§ **SUPPLIED MATERIAL**:
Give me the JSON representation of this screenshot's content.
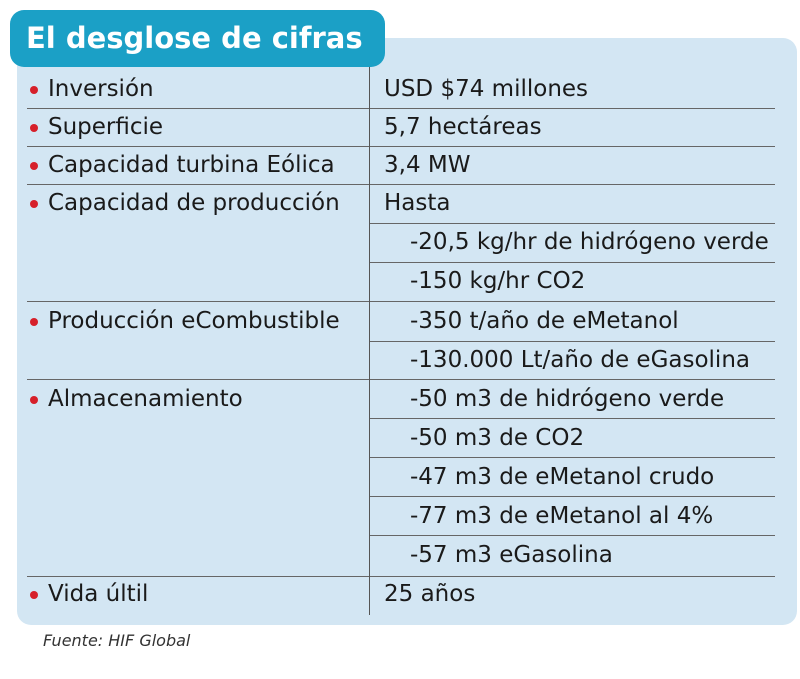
{
  "title": "El desglose de cifras",
  "accent_color": "#1ba0c6",
  "bullet_color": "#d6202a",
  "panel_color": "#d3e6f3",
  "rows": [
    {
      "label": "Inversión",
      "value": "USD $74 millones"
    },
    {
      "label": "Superficie",
      "value": "5,7 hectáreas"
    },
    {
      "label": "Capacidad turbina Eólica",
      "value": "3,4 MW"
    },
    {
      "label": "Capacidad de producción",
      "value": "Hasta"
    },
    {
      "label": "",
      "value": "-20,5 kg/hr de hidrógeno verde"
    },
    {
      "label": "",
      "value": "-150 kg/hr CO2"
    },
    {
      "label": "Producción eCombustible",
      "value": "-350 t/año de eMetanol"
    },
    {
      "label": "",
      "value": "-130.000 Lt/año de eGasolina"
    },
    {
      "label": "Almacenamiento",
      "value": "-50 m3 de hidrógeno verde"
    },
    {
      "label": "",
      "value": "-50 m3 de CO2"
    },
    {
      "label": "",
      "value": "-47 m3 de eMetanol crudo"
    },
    {
      "label": "",
      "value": "-77 m3 de eMetanol al 4%"
    },
    {
      "label": "",
      "value": "-57 m3 eGasolina"
    },
    {
      "label": "Vida últil",
      "value": "25 años"
    }
  ],
  "source": "Fuente:  HIF Global"
}
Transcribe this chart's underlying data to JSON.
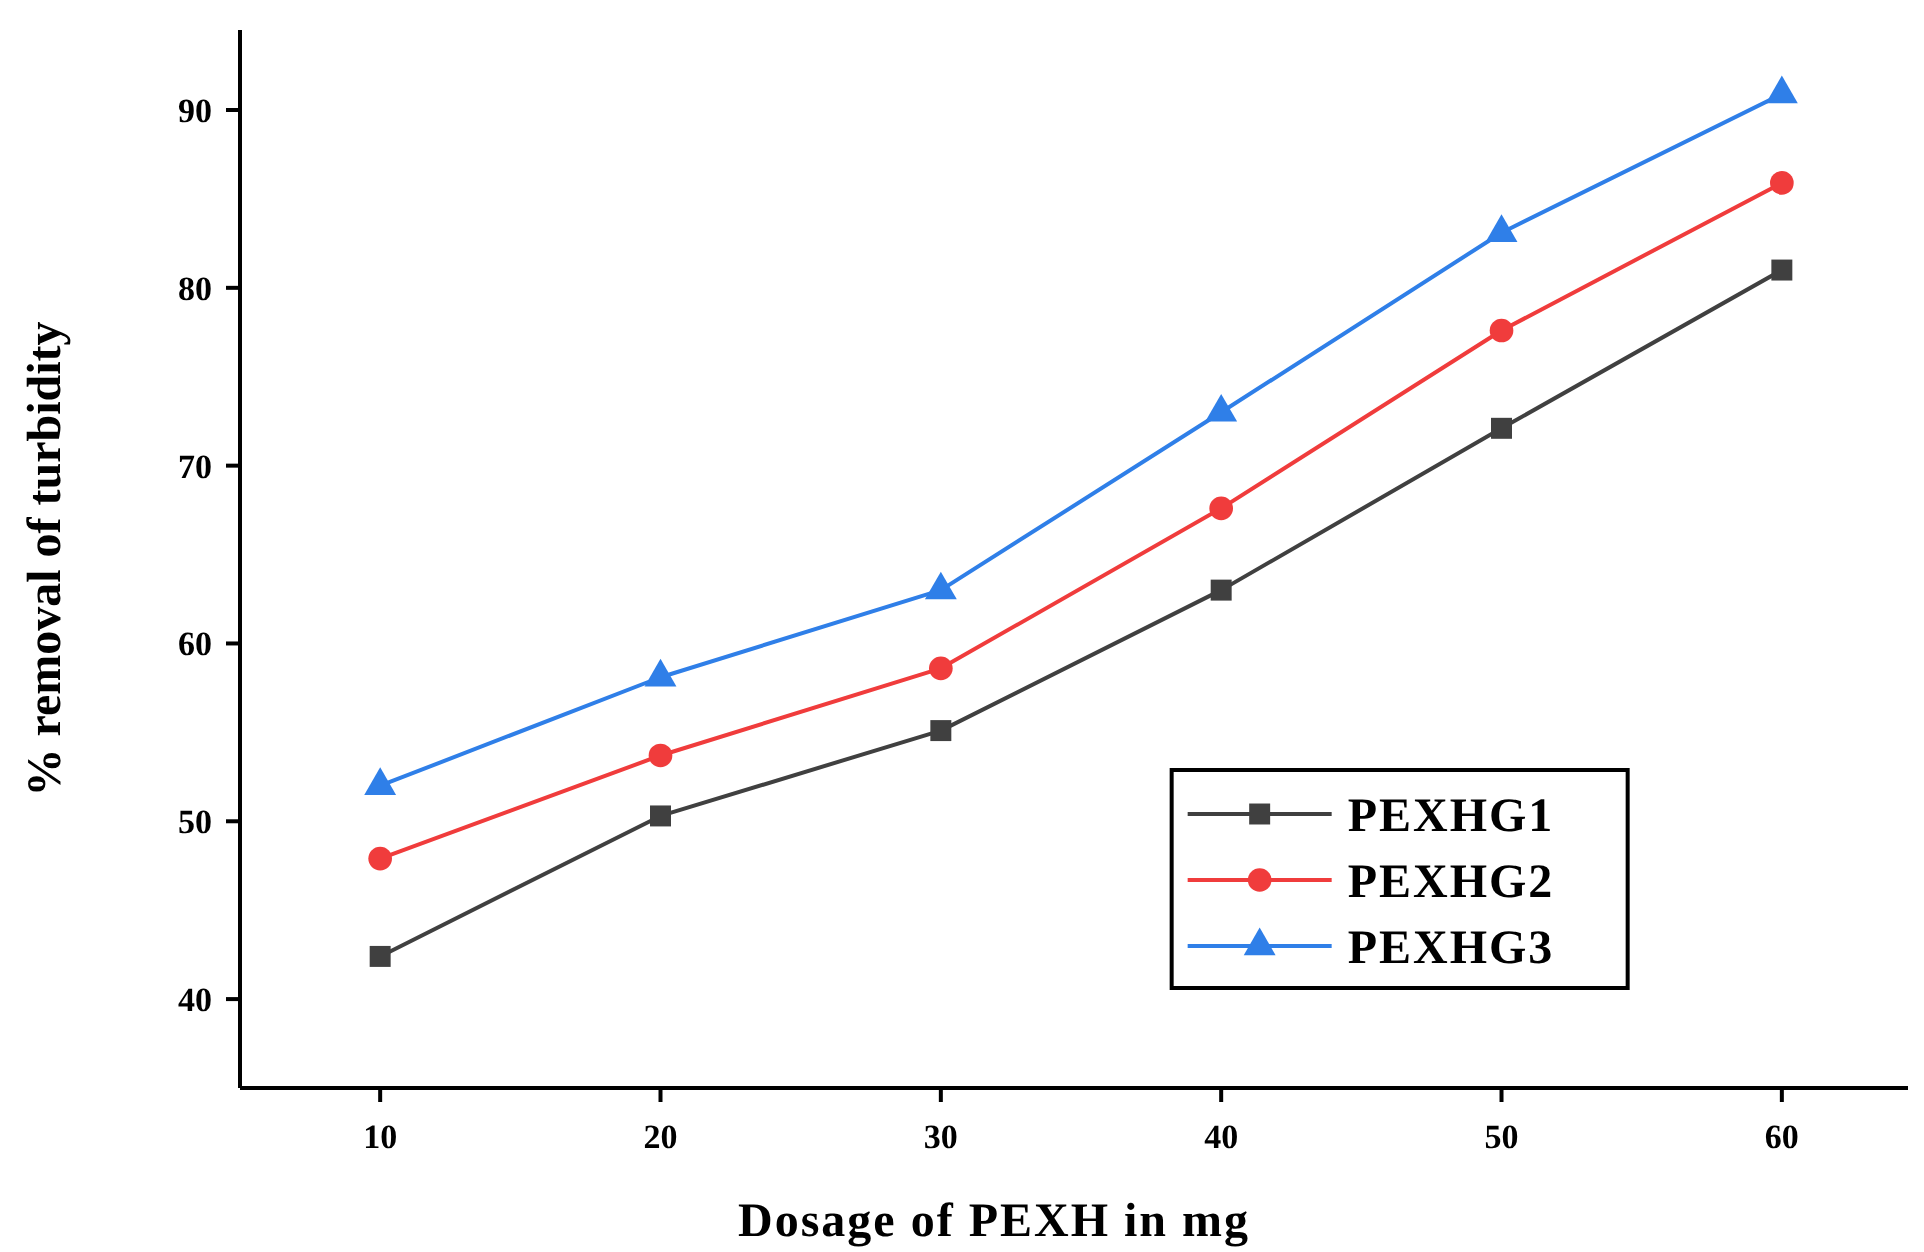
{
  "chart_data": {
    "type": "line",
    "xlabel": "Dosage of PEXH  in mg",
    "ylabel": "% removal of turbidity",
    "x": [
      10,
      20,
      30,
      40,
      50,
      60
    ],
    "series": [
      {
        "name": "PEXHG1",
        "color": "#404040",
        "marker": "square",
        "values": [
          42.4,
          50.3,
          55.1,
          63.0,
          72.1,
          81.0
        ]
      },
      {
        "name": "PEXHG2",
        "color": "#f03c3c",
        "marker": "circle",
        "values": [
          47.9,
          53.7,
          58.6,
          67.6,
          77.6,
          85.9
        ]
      },
      {
        "name": "PEXHG3",
        "color": "#2f7fe8",
        "marker": "triangle",
        "values": [
          52.0,
          58.1,
          63.0,
          73.0,
          83.1,
          90.9
        ]
      }
    ],
    "xlim": [
      5,
      64.5
    ],
    "ylim": [
      35,
      94.5
    ],
    "xticks": [
      10,
      20,
      30,
      40,
      50,
      60
    ],
    "yticks": [
      40,
      50,
      60,
      70,
      80,
      90
    ],
    "grid": false,
    "legend": "bottom right",
    "line_style": "solid"
  }
}
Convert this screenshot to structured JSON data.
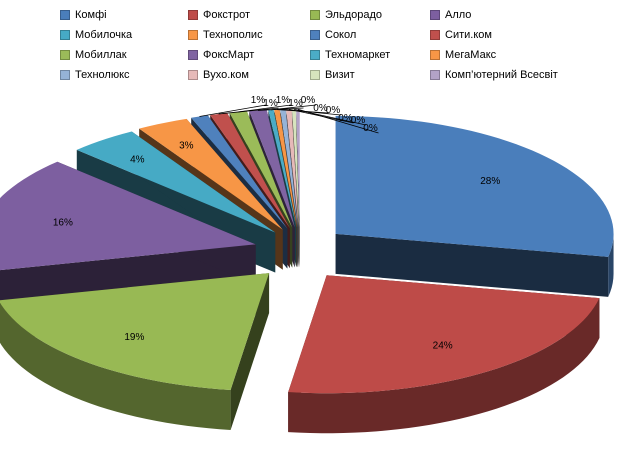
{
  "chart_data": {
    "type": "pie",
    "title": "",
    "legend_position": "top",
    "label_format": "percent",
    "categories": [
      "Комфі",
      "Фокстрот",
      "Эльдорадо",
      "Алло",
      "Мобилочка",
      "Технополис",
      "Сокол",
      "Сити.ком",
      "Мобиллак",
      "ФоксМарт",
      "Техномаркет",
      "МегаМакс",
      "Технолюкс",
      "Вухо.ком",
      "Визит",
      "Комп’ютерний Всесвіт"
    ],
    "values": [
      28,
      24,
      19,
      16,
      4,
      3,
      1,
      1,
      1,
      1,
      0.3,
      0.3,
      0.3,
      0.3,
      0.2,
      0.2
    ],
    "labels": [
      "28%",
      "24%",
      "19%",
      "16%",
      "4%",
      "3%",
      "1%",
      "1%",
      "1%",
      "1%",
      "0%",
      "0%",
      "0%",
      "0%",
      "0%",
      "0%"
    ],
    "colors": [
      "#4a7ebb",
      "#be4b48",
      "#98b954",
      "#7d5fa0",
      "#46aac5",
      "#f79646",
      "#4f81bd",
      "#c0504d",
      "#9bbb59",
      "#8064a2",
      "#4bacc6",
      "#f79646",
      "#95b3d7",
      "#e6b9b8",
      "#d7e4bd",
      "#b3a2c7"
    ]
  }
}
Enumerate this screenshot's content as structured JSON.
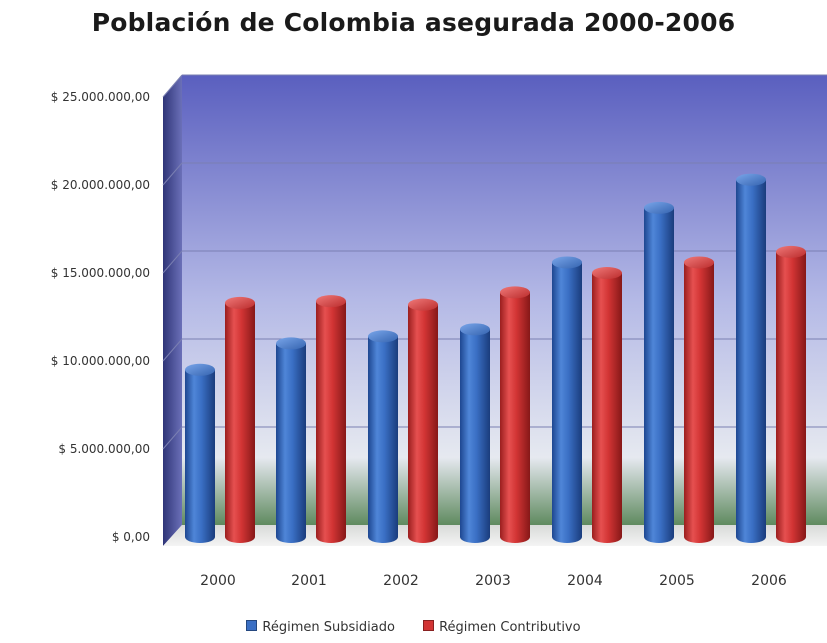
{
  "chart_data": {
    "type": "bar",
    "title": "Población de Colombia asegurada 2000-2006",
    "categories": [
      "2000",
      "2001",
      "2002",
      "2003",
      "2004",
      "2005",
      "2006"
    ],
    "series": [
      {
        "name": "Régimen Subsidiado",
        "color": "#3a6fc4",
        "values": [
          9500000,
          11000000,
          11400000,
          11800000,
          15600000,
          18700000,
          20300000
        ]
      },
      {
        "name": "Régimen Contributivo",
        "color": "#d23434",
        "values": [
          13300000,
          13400000,
          13200000,
          13900000,
          15000000,
          15600000,
          16200000
        ]
      }
    ],
    "ylim": [
      0,
      25000000
    ],
    "yticks": [
      "$ 0,00",
      "$ 5.000.000,00",
      "$ 10.000.000,00",
      "$ 15.000.000,00",
      "$ 20.000.000,00",
      "$ 25.000.000,00"
    ],
    "xlabel": "",
    "ylabel": "",
    "grid": true,
    "legend_position": "bottom"
  }
}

§ **WRITTEN PROBLEM**: Print out every entry above without changing a word, and leave out the pictures.

§ **THE RESULT**:
Give me the JSON representation of this screenshot's content.
{
  "title": "El desglose de cifras",
  "accent_color": "#1ba0c6",
  "bullet_color": "#d6202a",
  "panel_color": "#d3e6f3",
  "rows": [
    {
      "label": "Inversión",
      "value": "USD $74 millones"
    },
    {
      "label": "Superficie",
      "value": "5,7 hectáreas"
    },
    {
      "label": "Capacidad turbina Eólica",
      "value": "3,4 MW"
    },
    {
      "label": "Capacidad de producción",
      "value": "Hasta"
    },
    {
      "label": "",
      "value": "-20,5 kg/hr de hidrógeno verde"
    },
    {
      "label": "",
      "value": "-150 kg/hr CO2"
    },
    {
      "label": "Producción eCombustible",
      "value": "-350 t/año de eMetanol"
    },
    {
      "label": "",
      "value": "-130.000 Lt/año de eGasolina"
    },
    {
      "label": "Almacenamiento",
      "value": "-50 m3 de hidrógeno verde"
    },
    {
      "label": "",
      "value": "-50 m3 de CO2"
    },
    {
      "label": "",
      "value": "-47 m3 de eMetanol crudo"
    },
    {
      "label": "",
      "value": "-77 m3 de eMetanol al 4%"
    },
    {
      "label": "",
      "value": "-57 m3 eGasolina"
    },
    {
      "label": "Vida últil",
      "value": "25 años"
    }
  ],
  "source": "Fuente:  HIF Global"
}
Transcribe this chart's underlying data to JSON.
{
  "chart_data": {
    "type": "line",
    "xlabel": "Dosage of PEXH  in mg",
    "ylabel": "% removal of turbidity",
    "x": [
      10,
      20,
      30,
      40,
      50,
      60
    ],
    "series": [
      {
        "name": "PEXHG1",
        "color": "#404040",
        "marker": "square",
        "values": [
          42.4,
          50.3,
          55.1,
          63.0,
          72.1,
          81.0
        ]
      },
      {
        "name": "PEXHG2",
        "color": "#f03c3c",
        "marker": "circle",
        "values": [
          47.9,
          53.7,
          58.6,
          67.6,
          77.6,
          85.9
        ]
      },
      {
        "name": "PEXHG3",
        "color": "#2f7fe8",
        "marker": "triangle",
        "values": [
          52.0,
          58.1,
          63.0,
          73.0,
          83.1,
          90.9
        ]
      }
    ],
    "xlim": [
      5,
      64.5
    ],
    "ylim": [
      35,
      94.5
    ],
    "xticks": [
      10,
      20,
      30,
      40,
      50,
      60
    ],
    "yticks": [
      40,
      50,
      60,
      70,
      80,
      90
    ],
    "grid": false,
    "legend": "bottom right",
    "line_style": "solid"
  }
}
Convert this screenshot to structured JSON data.
{
  "chart_data": {
    "type": "pie",
    "title": "",
    "legend_position": "top",
    "label_format": "percent",
    "categories": [
      "Комфі",
      "Фокстрот",
      "Эльдорадо",
      "Алло",
      "Мобилочка",
      "Технополис",
      "Сокол",
      "Сити.ком",
      "Мобиллак",
      "ФоксМарт",
      "Техномаркет",
      "МегаМакс",
      "Технолюкс",
      "Вухо.ком",
      "Визит",
      "Комп’ютерний Всесвіт"
    ],
    "values": [
      28,
      24,
      19,
      16,
      4,
      3,
      1,
      1,
      1,
      1,
      0.3,
      0.3,
      0.3,
      0.3,
      0.2,
      0.2
    ],
    "labels": [
      "28%",
      "24%",
      "19%",
      "16%",
      "4%",
      "3%",
      "1%",
      "1%",
      "1%",
      "1%",
      "0%",
      "0%",
      "0%",
      "0%",
      "0%",
      "0%"
    ],
    "colors": [
      "#4a7ebb",
      "#be4b48",
      "#98b954",
      "#7d5fa0",
      "#46aac5",
      "#f79646",
      "#4f81bd",
      "#c0504d",
      "#9bbb59",
      "#8064a2",
      "#4bacc6",
      "#f79646",
      "#95b3d7",
      "#e6b9b8",
      "#d7e4bd",
      "#b3a2c7"
    ]
  }
}
Enumerate this screenshot's content as structured JSON.
{
  "chart_data": {
    "type": "bar",
    "title": "Población de Colombia asegurada 2000-2006",
    "categories": [
      "2000",
      "2001",
      "2002",
      "2003",
      "2004",
      "2005",
      "2006"
    ],
    "series": [
      {
        "name": "Régimen Subsidiado",
        "color": "#3a6fc4",
        "values": [
          9500000,
          11000000,
          11400000,
          11800000,
          15600000,
          18700000,
          20300000
        ]
      },
      {
        "name": "Régimen Contributivo",
        "color": "#d23434",
        "values": [
          13300000,
          13400000,
          13200000,
          13900000,
          15000000,
          15600000,
          16200000
        ]
      }
    ],
    "ylim": [
      0,
      25000000
    ],
    "yticks": [
      "$ 0,00",
      "$ 5.000.000,00",
      "$ 10.000.000,00",
      "$ 15.000.000,00",
      "$ 20.000.000,00",
      "$ 25.000.000,00"
    ],
    "xlabel": "",
    "ylabel": "",
    "grid": true,
    "legend_position": "bottom"
  }
}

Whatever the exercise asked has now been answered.